[START Rows]

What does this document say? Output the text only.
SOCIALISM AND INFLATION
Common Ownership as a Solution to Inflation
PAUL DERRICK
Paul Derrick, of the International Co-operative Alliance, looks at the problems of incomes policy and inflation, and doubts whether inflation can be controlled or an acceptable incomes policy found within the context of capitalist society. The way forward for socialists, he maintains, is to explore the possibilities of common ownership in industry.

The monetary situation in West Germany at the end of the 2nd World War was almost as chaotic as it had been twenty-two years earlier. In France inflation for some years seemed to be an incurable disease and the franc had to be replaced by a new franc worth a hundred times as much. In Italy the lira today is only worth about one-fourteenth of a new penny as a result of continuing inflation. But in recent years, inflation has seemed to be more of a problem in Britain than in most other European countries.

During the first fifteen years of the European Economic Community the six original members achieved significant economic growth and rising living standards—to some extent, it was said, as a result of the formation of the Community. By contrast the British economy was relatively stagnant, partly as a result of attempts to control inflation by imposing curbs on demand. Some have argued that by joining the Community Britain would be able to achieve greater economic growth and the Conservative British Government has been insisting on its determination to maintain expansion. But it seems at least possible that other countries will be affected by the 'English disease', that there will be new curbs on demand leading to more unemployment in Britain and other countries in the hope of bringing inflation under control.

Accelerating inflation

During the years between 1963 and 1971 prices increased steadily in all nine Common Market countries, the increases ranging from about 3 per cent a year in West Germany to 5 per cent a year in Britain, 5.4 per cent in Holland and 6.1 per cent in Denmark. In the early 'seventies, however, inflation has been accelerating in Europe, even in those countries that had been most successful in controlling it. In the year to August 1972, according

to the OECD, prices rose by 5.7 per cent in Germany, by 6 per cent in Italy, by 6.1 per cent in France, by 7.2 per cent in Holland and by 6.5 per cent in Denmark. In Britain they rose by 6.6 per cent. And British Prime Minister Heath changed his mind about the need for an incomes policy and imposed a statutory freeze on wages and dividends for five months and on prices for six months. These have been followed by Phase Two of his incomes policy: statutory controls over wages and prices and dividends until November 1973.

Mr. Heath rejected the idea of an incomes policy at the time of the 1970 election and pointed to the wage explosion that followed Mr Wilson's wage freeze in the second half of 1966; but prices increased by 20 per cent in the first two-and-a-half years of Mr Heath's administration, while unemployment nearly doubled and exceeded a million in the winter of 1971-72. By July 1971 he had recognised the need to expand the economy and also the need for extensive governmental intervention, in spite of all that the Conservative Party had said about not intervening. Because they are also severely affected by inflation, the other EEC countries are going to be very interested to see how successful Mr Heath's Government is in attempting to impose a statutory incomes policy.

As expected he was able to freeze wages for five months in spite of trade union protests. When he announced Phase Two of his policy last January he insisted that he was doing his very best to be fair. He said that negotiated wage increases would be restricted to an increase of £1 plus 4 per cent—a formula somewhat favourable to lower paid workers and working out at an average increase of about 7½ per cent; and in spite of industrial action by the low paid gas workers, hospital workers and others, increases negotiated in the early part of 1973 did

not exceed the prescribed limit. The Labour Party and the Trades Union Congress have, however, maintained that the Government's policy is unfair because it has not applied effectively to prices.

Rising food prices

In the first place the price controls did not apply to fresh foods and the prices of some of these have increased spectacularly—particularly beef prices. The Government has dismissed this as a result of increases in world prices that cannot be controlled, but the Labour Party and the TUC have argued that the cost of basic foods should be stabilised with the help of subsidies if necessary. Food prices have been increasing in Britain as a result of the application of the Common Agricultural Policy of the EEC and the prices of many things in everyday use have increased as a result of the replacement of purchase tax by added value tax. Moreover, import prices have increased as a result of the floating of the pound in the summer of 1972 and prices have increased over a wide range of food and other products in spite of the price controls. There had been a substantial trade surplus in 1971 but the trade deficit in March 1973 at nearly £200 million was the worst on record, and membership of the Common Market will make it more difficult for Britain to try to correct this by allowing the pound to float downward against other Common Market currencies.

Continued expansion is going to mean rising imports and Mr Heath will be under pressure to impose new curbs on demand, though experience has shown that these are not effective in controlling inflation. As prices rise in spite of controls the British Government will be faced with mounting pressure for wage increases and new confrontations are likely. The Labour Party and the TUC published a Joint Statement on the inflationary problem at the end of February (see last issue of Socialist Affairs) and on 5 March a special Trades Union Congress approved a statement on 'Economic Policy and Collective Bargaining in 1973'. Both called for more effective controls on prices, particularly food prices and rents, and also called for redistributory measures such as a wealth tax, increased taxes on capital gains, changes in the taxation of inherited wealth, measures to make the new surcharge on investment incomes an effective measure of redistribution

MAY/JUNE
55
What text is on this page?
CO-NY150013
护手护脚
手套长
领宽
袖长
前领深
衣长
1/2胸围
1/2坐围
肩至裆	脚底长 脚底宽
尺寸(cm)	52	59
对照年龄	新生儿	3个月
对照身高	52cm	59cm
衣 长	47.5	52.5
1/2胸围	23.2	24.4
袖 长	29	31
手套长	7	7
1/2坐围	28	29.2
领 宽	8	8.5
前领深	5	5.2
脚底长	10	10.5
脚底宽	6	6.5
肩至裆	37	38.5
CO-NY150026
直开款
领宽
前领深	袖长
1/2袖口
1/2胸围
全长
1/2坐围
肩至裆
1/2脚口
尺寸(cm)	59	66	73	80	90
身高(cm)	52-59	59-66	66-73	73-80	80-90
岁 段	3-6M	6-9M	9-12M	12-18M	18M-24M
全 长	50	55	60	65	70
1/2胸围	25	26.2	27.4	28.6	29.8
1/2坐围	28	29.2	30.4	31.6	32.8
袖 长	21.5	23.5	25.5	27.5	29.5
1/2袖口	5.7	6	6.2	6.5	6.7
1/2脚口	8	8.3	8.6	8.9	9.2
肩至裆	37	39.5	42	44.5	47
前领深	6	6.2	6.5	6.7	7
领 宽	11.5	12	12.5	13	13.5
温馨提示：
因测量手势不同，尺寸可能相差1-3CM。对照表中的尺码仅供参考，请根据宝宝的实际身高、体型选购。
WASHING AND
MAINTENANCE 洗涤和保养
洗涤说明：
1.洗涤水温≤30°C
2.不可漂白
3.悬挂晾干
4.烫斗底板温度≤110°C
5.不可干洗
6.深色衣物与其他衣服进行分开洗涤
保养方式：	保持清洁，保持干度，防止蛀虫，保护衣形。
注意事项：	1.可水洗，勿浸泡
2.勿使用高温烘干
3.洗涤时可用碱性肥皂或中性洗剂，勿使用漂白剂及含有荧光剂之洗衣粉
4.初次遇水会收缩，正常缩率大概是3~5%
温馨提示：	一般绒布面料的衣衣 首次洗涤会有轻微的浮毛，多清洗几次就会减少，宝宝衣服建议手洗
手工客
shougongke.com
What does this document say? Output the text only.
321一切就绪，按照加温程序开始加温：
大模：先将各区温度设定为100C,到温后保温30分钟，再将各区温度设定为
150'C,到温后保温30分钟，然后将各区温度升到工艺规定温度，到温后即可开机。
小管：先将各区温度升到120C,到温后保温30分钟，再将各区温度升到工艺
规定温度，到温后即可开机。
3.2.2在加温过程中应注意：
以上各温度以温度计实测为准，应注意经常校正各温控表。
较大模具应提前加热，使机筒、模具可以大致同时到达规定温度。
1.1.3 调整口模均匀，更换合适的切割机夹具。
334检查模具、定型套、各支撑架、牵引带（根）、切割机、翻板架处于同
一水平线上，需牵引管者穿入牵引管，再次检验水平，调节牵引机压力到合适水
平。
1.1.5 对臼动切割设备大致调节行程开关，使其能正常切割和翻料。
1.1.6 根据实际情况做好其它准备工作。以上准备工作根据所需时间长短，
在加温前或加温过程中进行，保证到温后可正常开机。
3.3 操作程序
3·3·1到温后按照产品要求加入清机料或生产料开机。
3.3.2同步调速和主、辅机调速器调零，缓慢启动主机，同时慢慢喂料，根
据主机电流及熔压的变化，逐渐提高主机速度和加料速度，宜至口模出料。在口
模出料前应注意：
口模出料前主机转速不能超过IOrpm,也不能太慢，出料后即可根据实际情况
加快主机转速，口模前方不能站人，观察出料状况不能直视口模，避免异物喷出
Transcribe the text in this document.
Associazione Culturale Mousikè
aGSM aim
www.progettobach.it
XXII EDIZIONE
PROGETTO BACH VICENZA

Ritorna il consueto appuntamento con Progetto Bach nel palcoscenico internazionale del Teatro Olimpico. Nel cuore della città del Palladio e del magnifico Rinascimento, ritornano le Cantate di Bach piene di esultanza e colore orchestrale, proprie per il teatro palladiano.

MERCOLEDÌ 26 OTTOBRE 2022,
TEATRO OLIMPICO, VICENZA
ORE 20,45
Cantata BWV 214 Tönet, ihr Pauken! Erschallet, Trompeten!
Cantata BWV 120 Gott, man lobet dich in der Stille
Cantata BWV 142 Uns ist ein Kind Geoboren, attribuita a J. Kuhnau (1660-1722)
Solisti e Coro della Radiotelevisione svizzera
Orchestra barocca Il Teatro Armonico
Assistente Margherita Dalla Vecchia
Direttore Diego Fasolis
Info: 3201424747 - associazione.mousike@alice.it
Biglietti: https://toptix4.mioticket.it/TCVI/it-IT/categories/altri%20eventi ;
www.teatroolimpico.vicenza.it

[END Rows]

Task goal:
Pull out each line containing the word "到温后即可开机" and copy it.

Reply:
150'C,到温后保温30分钟，然后将各区温度升到工艺规定温度，到温后即可开机。
规定温度，到温后即可开机。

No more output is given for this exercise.